§ Given request: Please report every line from the material that contains the word "JSON".
++++++++++
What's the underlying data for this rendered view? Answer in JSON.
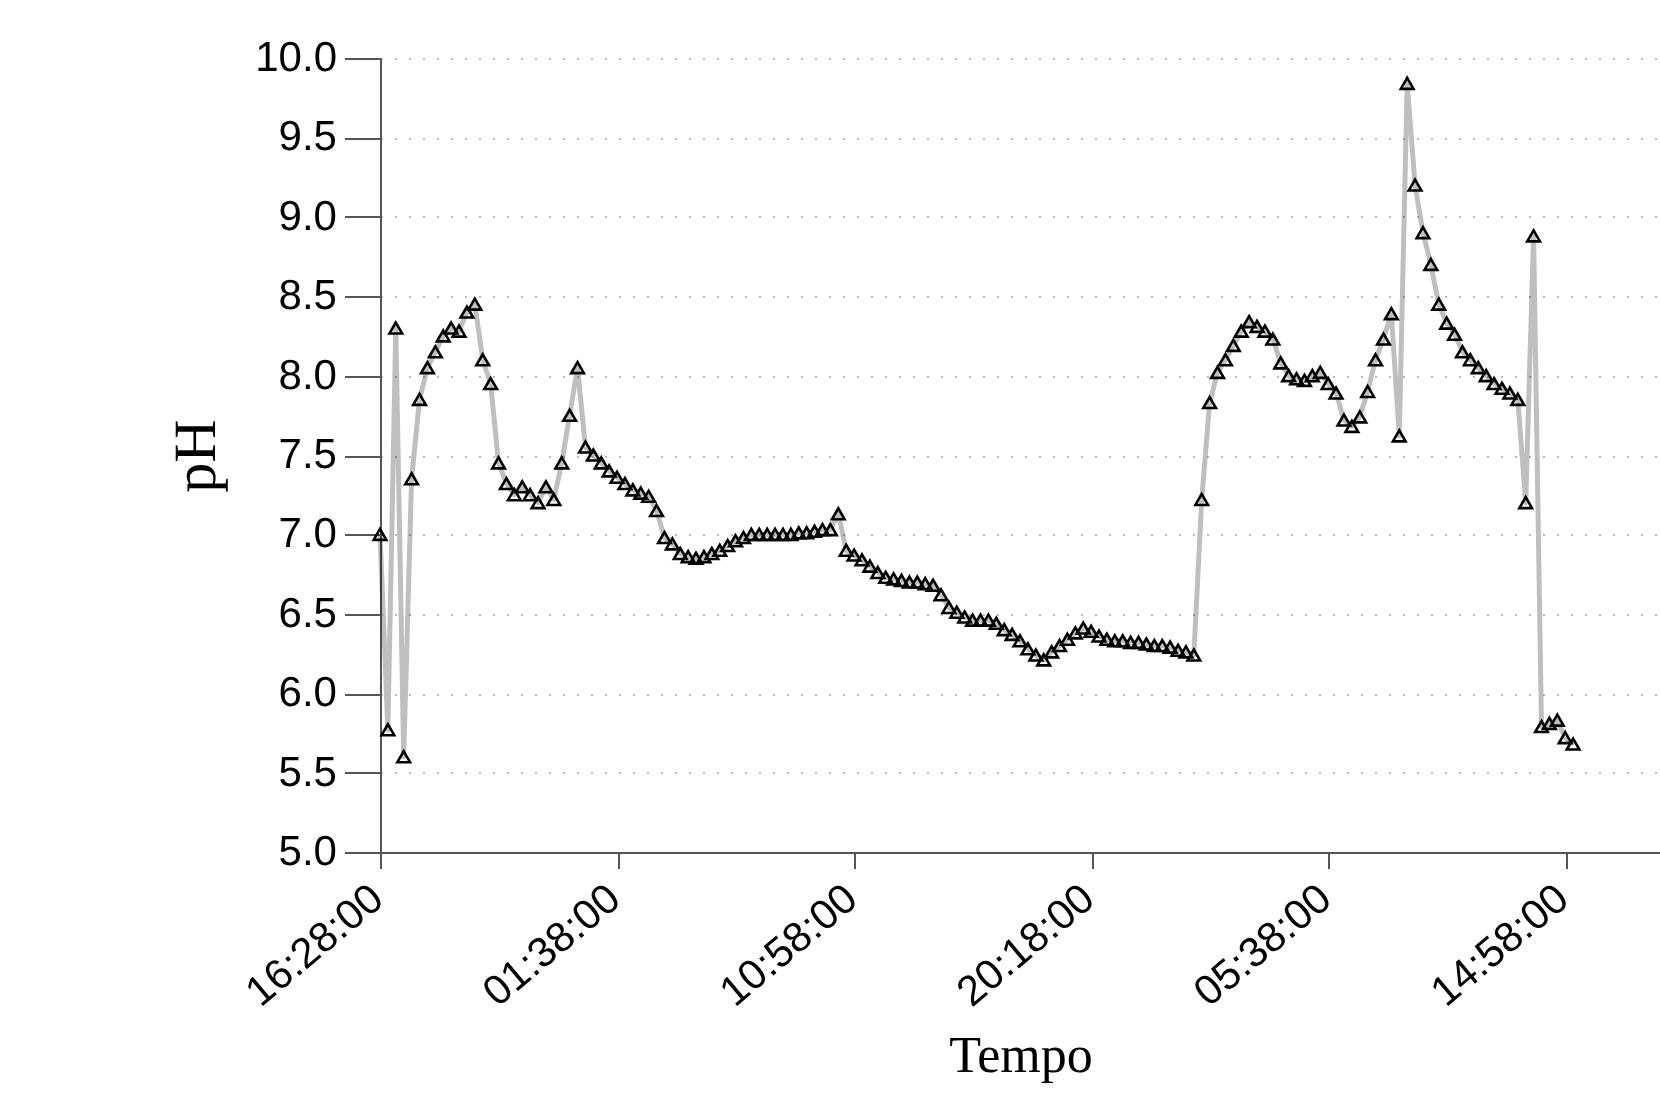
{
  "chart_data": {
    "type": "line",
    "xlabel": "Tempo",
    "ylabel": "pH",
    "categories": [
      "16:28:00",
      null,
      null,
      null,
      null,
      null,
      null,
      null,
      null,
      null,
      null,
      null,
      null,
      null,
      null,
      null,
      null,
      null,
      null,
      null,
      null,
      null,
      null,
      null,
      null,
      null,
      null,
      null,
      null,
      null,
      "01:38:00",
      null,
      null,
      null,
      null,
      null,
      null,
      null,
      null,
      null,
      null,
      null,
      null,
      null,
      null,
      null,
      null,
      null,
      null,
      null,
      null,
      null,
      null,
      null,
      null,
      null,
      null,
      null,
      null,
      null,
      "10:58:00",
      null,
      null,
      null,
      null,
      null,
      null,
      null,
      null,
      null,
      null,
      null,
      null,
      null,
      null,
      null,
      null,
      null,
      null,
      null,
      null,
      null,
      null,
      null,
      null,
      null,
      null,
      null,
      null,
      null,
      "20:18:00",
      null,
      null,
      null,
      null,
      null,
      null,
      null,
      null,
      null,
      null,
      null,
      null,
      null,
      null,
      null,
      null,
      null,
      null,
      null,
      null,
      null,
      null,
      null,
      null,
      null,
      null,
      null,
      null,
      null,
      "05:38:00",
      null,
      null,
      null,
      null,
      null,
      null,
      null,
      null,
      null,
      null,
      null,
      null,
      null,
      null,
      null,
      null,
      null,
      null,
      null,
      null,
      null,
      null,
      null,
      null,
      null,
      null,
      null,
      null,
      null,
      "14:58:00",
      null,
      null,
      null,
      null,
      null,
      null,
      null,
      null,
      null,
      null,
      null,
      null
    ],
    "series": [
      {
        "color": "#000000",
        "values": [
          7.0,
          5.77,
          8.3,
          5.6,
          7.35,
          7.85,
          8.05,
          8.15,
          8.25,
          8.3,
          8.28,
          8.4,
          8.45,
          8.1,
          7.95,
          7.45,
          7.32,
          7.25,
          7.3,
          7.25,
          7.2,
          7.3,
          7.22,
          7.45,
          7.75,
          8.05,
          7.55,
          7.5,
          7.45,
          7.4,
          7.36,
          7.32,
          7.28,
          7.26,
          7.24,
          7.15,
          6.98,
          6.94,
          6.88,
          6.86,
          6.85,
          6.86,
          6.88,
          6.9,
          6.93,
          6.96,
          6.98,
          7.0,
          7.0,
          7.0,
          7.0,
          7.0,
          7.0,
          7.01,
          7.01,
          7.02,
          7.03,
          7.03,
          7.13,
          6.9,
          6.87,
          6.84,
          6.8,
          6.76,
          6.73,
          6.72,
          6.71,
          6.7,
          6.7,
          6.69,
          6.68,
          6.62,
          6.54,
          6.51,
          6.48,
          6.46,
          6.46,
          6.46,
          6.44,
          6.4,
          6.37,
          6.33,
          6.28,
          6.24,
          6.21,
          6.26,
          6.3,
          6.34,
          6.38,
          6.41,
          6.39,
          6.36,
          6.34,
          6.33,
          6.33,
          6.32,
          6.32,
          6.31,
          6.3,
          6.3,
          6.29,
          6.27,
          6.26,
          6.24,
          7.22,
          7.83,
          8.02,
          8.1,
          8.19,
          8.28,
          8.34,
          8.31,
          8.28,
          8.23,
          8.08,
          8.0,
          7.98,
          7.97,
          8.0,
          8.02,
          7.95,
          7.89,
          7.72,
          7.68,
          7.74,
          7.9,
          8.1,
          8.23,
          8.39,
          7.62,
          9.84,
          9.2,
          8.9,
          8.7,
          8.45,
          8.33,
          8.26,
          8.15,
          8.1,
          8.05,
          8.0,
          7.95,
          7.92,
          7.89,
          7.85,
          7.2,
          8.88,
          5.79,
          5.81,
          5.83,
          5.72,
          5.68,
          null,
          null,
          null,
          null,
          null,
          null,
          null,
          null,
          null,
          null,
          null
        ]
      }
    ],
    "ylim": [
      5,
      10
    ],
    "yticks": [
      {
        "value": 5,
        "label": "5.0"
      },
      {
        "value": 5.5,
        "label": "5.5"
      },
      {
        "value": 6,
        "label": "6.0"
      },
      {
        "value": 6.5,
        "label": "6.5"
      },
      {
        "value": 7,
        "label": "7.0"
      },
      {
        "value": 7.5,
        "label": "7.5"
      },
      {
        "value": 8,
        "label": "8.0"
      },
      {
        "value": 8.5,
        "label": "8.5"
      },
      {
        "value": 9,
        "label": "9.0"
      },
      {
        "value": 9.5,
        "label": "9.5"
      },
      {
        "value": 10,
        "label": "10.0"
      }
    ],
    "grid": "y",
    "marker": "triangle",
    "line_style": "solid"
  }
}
++++++++++
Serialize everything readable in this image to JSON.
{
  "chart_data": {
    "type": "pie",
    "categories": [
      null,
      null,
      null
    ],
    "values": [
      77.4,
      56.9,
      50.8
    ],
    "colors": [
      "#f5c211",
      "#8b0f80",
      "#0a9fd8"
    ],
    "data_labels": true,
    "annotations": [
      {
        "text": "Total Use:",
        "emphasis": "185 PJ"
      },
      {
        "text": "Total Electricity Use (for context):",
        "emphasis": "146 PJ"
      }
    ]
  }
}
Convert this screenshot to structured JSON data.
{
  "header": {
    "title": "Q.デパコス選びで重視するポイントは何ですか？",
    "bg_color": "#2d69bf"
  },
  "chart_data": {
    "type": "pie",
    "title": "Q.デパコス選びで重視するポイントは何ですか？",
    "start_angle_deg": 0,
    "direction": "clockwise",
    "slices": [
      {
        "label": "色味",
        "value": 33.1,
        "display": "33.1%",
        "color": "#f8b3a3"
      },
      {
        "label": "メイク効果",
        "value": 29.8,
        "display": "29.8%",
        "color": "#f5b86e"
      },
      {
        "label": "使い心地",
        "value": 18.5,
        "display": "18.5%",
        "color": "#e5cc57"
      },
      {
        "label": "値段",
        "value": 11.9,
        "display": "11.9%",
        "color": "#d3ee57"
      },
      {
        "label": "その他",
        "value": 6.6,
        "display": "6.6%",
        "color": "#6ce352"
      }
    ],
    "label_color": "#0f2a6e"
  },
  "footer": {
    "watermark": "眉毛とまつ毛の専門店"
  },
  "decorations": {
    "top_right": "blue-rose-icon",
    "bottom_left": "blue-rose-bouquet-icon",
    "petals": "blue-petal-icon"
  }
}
++++++++++
§ Correct response:
What's the underlying data for this rendered view? Answer in JSON.
Serialize everything readable in this image to JSON.
Convert this screenshot to structured JSON data.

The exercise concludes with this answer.